Layout coordinate data

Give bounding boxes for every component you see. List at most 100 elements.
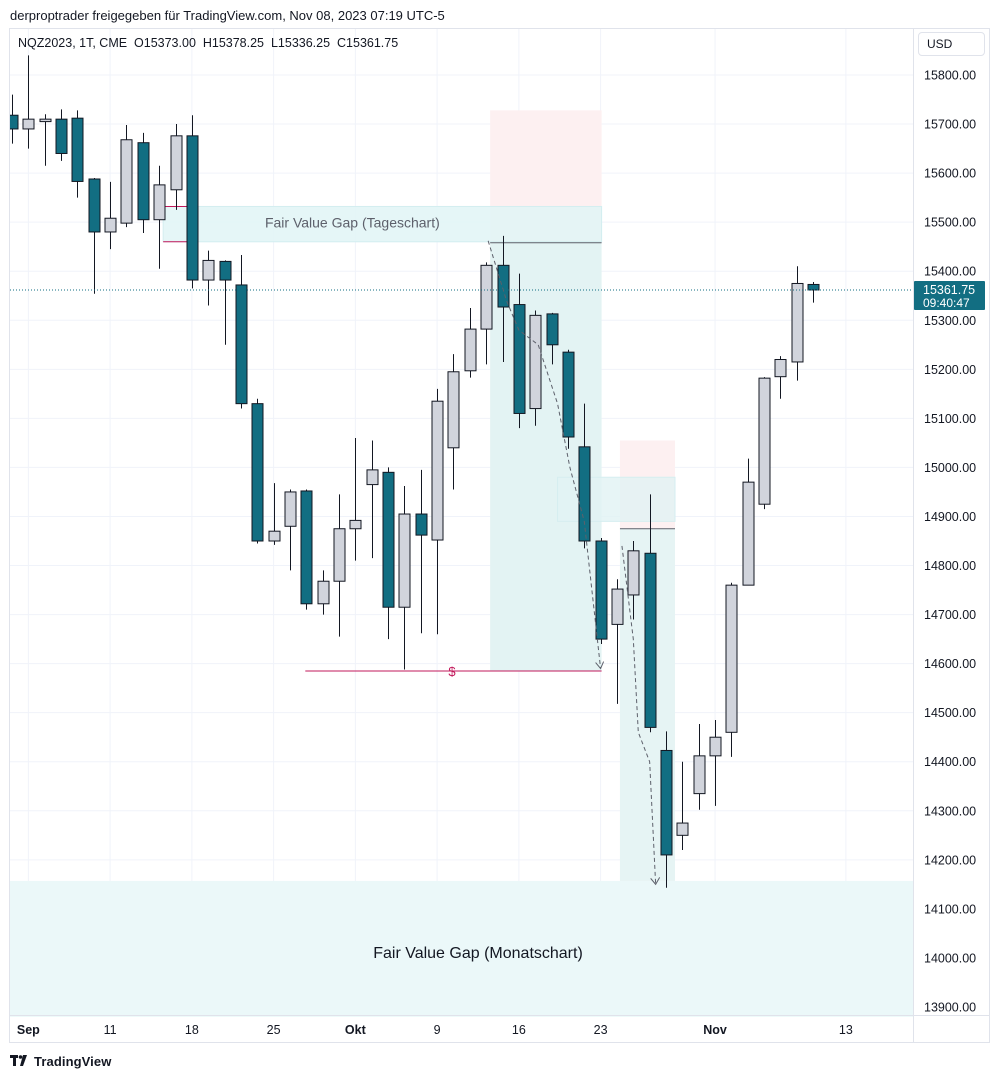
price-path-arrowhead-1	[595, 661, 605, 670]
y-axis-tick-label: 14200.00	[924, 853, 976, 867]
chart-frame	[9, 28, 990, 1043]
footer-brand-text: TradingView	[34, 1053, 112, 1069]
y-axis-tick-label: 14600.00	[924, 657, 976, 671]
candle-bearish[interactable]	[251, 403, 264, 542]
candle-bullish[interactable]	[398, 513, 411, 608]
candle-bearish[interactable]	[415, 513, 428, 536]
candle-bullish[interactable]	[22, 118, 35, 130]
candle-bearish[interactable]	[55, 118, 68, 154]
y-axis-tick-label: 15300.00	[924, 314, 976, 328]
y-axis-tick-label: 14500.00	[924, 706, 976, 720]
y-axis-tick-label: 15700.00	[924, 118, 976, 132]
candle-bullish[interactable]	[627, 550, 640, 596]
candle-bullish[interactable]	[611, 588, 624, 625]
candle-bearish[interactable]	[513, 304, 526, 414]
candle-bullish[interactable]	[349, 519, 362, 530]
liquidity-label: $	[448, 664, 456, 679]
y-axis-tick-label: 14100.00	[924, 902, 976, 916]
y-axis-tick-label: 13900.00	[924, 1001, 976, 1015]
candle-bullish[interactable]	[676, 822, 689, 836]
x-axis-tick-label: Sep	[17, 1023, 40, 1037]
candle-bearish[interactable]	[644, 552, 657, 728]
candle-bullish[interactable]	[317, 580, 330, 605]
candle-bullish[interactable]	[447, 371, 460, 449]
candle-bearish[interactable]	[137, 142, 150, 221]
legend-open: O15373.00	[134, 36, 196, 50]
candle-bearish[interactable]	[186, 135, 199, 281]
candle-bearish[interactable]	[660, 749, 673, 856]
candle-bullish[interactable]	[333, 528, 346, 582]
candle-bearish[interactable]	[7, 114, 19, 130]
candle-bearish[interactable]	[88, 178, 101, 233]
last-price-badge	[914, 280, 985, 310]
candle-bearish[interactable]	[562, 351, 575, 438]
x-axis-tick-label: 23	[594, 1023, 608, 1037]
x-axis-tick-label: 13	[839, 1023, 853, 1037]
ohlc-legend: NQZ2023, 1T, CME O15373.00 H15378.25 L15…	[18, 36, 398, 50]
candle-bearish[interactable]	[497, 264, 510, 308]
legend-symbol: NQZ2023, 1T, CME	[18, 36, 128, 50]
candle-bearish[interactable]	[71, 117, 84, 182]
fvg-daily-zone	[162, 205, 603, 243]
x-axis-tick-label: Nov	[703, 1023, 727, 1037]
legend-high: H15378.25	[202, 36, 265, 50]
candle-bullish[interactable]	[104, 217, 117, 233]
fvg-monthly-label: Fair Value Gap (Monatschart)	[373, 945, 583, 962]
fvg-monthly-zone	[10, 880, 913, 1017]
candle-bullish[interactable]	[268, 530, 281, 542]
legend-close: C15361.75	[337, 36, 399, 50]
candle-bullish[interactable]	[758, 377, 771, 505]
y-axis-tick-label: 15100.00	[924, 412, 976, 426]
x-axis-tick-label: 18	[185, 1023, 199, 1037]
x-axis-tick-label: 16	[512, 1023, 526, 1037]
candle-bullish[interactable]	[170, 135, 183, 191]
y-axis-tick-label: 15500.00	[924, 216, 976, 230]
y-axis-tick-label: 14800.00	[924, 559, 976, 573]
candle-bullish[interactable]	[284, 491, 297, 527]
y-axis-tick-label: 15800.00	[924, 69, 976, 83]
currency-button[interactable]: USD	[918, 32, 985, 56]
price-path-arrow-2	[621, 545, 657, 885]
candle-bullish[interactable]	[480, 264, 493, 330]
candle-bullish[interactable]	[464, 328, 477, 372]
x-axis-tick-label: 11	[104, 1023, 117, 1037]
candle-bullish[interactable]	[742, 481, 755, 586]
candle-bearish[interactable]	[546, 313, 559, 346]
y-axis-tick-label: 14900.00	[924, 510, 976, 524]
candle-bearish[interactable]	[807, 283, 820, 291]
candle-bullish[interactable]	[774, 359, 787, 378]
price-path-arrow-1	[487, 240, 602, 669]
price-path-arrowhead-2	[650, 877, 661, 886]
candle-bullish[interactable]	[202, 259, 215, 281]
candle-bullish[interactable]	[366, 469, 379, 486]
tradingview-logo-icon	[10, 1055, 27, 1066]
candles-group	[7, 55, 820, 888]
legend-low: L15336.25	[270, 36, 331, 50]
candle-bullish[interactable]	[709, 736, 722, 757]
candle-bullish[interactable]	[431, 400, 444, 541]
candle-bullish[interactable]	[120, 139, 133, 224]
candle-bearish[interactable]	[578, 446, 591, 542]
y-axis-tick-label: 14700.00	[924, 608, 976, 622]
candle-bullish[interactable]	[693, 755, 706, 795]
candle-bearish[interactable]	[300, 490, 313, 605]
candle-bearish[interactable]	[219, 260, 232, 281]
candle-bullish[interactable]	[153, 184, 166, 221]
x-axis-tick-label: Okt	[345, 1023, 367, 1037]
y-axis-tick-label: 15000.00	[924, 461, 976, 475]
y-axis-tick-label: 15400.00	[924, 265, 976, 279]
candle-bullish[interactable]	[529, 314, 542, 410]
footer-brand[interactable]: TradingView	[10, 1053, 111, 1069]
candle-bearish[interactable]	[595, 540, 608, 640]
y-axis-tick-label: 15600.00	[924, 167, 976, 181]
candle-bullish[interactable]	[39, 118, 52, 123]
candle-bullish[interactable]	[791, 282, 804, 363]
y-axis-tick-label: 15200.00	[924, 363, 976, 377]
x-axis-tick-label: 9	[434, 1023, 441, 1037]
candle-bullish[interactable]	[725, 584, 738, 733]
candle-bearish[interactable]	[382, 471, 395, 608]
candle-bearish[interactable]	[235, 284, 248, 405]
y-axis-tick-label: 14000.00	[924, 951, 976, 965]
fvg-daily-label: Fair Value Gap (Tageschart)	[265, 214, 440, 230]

__WHAT IS BEING ASKED__:
Give every line of the material above as a numbered list, leaving out blank lines and pictures.

__EXERCISE SOLUTION__:
1. Give bounding boxes for every component you see. List at most 100 elements.
2. price-path-arrowhead-1	[595, 661, 605, 670]
3. y-axis-tick-label: 14200.00	[924, 853, 976, 867]
4. chart-frame	[9, 28, 990, 1043]
5. footer-brand-text: TradingView	[34, 1053, 112, 1069]
6. y-axis-tick-label: 14600.00	[924, 657, 976, 671]
7. candle-bearish[interactable]	[251, 403, 264, 542]
8. candle-bullish[interactable]	[398, 513, 411, 608]
9. candle-bearish[interactable]	[415, 513, 428, 536]
10. candle-bullish[interactable]	[22, 118, 35, 130]
11. candle-bearish[interactable]	[55, 118, 68, 154]
12. y-axis-tick-label: 15300.00	[924, 314, 976, 328]
13. y-axis-tick-label: 14500.00	[924, 706, 976, 720]
14. y-axis-tick-label: 15700.00	[924, 118, 976, 132]
15. candle-bullish[interactable]	[627, 550, 640, 596]
16. candle-bullish[interactable]	[611, 588, 624, 625]
17. candle-bearish[interactable]	[513, 304, 526, 414]
18. candle-bullish[interactable]	[349, 519, 362, 530]
19. liquidity-label: $	[448, 664, 456, 679]
20. y-axis-tick-label: 14100.00	[924, 902, 976, 916]
21. y-axis-tick-label: 13900.00	[924, 1001, 976, 1015]
22. candle-bullish[interactable]	[676, 822, 689, 836]
23. x-axis-tick-label: Sep	[17, 1023, 40, 1037]
24. candle-bearish[interactable]	[644, 552, 657, 728]
25. candle-bullish[interactable]	[317, 580, 330, 605]
26. candle-bullish[interactable]	[447, 371, 460, 449]
27. candle-bearish[interactable]	[137, 142, 150, 221]
28. legend-open: O15373.00	[134, 36, 196, 50]
29. candle-bearish[interactable]	[186, 135, 199, 281]
30. candle-bearish[interactable]	[660, 749, 673, 856]
31. candle-bullish[interactable]	[333, 528, 346, 582]
32. candle-bearish[interactable]	[7, 114, 19, 130]
33. candle-bearish[interactable]	[88, 178, 101, 233]
34. last-price-badge	[914, 280, 985, 310]
35. candle-bearish[interactable]	[562, 351, 575, 438]
36. x-axis-tick-label: 23	[594, 1023, 608, 1037]
37. x-axis-tick-label: 13	[839, 1023, 853, 1037]
38. ohlc-legend: NQZ2023, 1T, CME O15373.00 H15378.25 L15…	[18, 36, 398, 50]
39. candle-bearish[interactable]	[497, 264, 510, 308]
40. legend-symbol: NQZ2023, 1T, CME	[18, 36, 128, 50]
41. candle-bearish[interactable]	[71, 117, 84, 182]
42. fvg-daily-zone	[162, 205, 603, 243]
43. x-axis-tick-label: Nov	[703, 1023, 727, 1037]
44. legend-high: H15378.25	[202, 36, 265, 50]
45. candle-bullish[interactable]	[104, 217, 117, 233]
46. fvg-monthly-label: Fair Value Gap (Monatschart)	[373, 945, 583, 962]
47. fvg-monthly-zone	[10, 880, 913, 1017]
48. candle-bullish[interactable]	[268, 530, 281, 542]
49. legend-close: C15361.75	[337, 36, 399, 50]
50. candle-bullish[interactable]	[758, 377, 771, 505]
51. y-axis-tick-label: 15100.00	[924, 412, 976, 426]
52. x-axis-tick-label: 18	[185, 1023, 199, 1037]
53. x-axis-tick-label: 16	[512, 1023, 526, 1037]
54. candle-bullish[interactable]	[170, 135, 183, 191]
55. y-axis-tick-label: 15500.00	[924, 216, 976, 230]
56. y-axis-tick-label: 14800.00	[924, 559, 976, 573]
57. candle-bullish[interactable]	[284, 491, 297, 527]
58. y-axis-tick-label: 15800.00	[924, 69, 976, 83]
59. currency-button[interactable]: USD	[918, 32, 985, 56]
60. price-path-arrow-2	[621, 545, 657, 885]
61. candle-bullish[interactable]	[480, 264, 493, 330]
62. candle-bullish[interactable]	[464, 328, 477, 372]
63. x-axis-tick-label: 11	[104, 1023, 117, 1037]
64. candle-bullish[interactable]	[742, 481, 755, 586]
65. candle-bearish[interactable]	[546, 313, 559, 346]
66. y-axis-tick-label: 14900.00	[924, 510, 976, 524]
67. candle-bearish[interactable]	[807, 283, 820, 291]
68. candle-bullish[interactable]	[774, 359, 787, 378]
69. price-path-arrow-1	[487, 240, 602, 669]
70. price-path-arrowhead-2	[650, 877, 661, 886]
71. candle-bullish[interactable]	[202, 259, 215, 281]
72. candle-bullish[interactable]	[366, 469, 379, 486]
73. tradingview-logo-icon	[10, 1055, 27, 1066]
74. candles-group	[7, 55, 820, 888]
75. legend-low: L15336.25	[270, 36, 331, 50]
76. candle-bullish[interactable]	[709, 736, 722, 757]
77. candle-bullish[interactable]	[431, 400, 444, 541]
78. candle-bullish[interactable]	[120, 139, 133, 224]
79. candle-bearish[interactable]	[578, 446, 591, 542]
80. y-axis-tick-label: 14700.00	[924, 608, 976, 622]
81. candle-bullish[interactable]	[693, 755, 706, 795]
82. candle-bearish[interactable]	[300, 490, 313, 605]
83. candle-bearish[interactable]	[219, 260, 232, 281]
84. candle-bullish[interactable]	[153, 184, 166, 221]
85. x-axis-tick-label: Okt	[345, 1023, 367, 1037]
86. y-axis-tick-label: 15000.00	[924, 461, 976, 475]
87. y-axis-tick-label: 15400.00	[924, 265, 976, 279]
88. candle-bullish[interactable]	[529, 314, 542, 410]
89. footer-brand[interactable]: TradingView	[10, 1053, 111, 1069]
90. candle-bearish[interactable]	[595, 540, 608, 640]
91. y-axis-tick-label: 15600.00	[924, 167, 976, 181]
92. candle-bullish[interactable]	[39, 118, 52, 123]
93. candle-bullish[interactable]	[791, 282, 804, 363]
94. y-axis-tick-label: 15200.00	[924, 363, 976, 377]
95. x-axis-tick-label: 9	[434, 1023, 441, 1037]
96. candle-bullish[interactable]	[725, 584, 738, 733]
97. candle-bearish[interactable]	[382, 471, 395, 608]
98. candle-bearish[interactable]	[235, 284, 248, 405]
99. y-axis-tick-label: 14000.00	[924, 951, 976, 965]
100. fvg-daily-label: Fair Value Gap (Tageschart)	[265, 214, 440, 230]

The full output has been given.